◆ What is being asked: Pull out every line with the word "providing".

◆ Entries supplied:
________________

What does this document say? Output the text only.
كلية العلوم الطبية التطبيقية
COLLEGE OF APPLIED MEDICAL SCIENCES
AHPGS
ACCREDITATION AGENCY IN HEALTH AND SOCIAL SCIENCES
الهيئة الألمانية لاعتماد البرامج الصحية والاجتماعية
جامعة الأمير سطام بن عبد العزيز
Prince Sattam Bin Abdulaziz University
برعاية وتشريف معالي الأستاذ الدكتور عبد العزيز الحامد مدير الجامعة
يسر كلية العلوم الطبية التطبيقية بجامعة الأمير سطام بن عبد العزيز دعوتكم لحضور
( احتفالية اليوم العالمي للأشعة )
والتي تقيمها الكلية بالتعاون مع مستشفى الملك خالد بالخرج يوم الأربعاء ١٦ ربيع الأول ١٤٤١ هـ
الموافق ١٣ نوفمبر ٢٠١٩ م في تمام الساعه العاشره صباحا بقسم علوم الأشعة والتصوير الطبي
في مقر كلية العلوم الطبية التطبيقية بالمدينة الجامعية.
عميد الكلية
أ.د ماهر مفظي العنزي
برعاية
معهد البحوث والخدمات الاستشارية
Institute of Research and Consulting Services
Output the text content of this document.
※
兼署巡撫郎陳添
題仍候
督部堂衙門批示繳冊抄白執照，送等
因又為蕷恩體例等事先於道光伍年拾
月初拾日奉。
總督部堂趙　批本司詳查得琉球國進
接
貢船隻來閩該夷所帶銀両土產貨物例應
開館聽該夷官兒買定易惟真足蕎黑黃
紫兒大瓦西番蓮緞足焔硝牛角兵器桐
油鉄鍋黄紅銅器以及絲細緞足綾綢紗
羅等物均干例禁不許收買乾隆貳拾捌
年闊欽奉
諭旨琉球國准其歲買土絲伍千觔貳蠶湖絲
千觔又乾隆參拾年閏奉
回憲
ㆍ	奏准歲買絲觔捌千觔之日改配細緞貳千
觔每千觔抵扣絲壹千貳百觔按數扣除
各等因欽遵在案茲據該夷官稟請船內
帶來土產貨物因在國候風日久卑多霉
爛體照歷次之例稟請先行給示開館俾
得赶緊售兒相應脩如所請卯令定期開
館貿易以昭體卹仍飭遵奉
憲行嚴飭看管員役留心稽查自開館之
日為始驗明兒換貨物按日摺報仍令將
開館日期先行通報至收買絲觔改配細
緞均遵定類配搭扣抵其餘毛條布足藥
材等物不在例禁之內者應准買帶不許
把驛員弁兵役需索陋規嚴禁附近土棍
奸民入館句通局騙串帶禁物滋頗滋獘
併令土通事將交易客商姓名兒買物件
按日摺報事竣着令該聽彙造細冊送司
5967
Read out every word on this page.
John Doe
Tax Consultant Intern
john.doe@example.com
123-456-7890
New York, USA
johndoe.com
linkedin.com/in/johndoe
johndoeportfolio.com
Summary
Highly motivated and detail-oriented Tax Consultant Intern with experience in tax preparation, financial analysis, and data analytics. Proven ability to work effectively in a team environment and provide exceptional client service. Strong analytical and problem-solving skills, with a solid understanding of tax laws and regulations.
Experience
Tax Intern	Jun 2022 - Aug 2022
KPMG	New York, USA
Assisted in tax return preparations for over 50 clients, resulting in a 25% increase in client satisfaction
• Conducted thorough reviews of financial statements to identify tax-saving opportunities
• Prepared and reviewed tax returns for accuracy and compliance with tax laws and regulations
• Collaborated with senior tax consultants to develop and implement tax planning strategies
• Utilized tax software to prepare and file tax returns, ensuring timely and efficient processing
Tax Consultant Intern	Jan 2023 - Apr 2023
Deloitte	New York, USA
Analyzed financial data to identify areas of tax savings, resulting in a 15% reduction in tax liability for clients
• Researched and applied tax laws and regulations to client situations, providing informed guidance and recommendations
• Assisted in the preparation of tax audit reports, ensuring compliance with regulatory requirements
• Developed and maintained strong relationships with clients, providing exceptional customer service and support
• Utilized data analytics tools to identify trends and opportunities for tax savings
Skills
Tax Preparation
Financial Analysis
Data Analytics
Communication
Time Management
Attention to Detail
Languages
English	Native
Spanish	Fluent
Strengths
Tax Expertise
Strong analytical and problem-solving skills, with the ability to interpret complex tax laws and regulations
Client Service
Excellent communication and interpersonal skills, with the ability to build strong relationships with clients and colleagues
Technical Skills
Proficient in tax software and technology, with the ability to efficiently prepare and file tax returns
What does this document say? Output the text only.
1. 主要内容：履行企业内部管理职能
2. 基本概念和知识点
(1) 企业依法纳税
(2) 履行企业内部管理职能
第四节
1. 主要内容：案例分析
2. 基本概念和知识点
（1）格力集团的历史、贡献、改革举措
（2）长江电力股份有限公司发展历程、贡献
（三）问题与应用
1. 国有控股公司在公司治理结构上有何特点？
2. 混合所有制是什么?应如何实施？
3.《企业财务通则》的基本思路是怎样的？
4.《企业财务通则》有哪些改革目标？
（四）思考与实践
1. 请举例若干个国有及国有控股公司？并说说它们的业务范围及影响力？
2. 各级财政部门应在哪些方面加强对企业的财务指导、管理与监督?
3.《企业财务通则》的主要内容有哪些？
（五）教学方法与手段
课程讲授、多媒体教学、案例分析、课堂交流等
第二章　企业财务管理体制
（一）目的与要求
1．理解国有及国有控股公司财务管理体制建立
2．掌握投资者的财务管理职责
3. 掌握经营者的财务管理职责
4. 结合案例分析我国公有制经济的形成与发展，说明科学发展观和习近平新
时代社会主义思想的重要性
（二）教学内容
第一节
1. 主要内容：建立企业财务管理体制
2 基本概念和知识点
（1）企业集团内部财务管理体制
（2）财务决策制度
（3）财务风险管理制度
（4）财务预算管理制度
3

________________

◆ Result:
• Researched and applied tax laws and regulations to client situations, providing informed guidance and recommendations
• Developed and maintained strong relationships with clients, providing exceptional customer service and support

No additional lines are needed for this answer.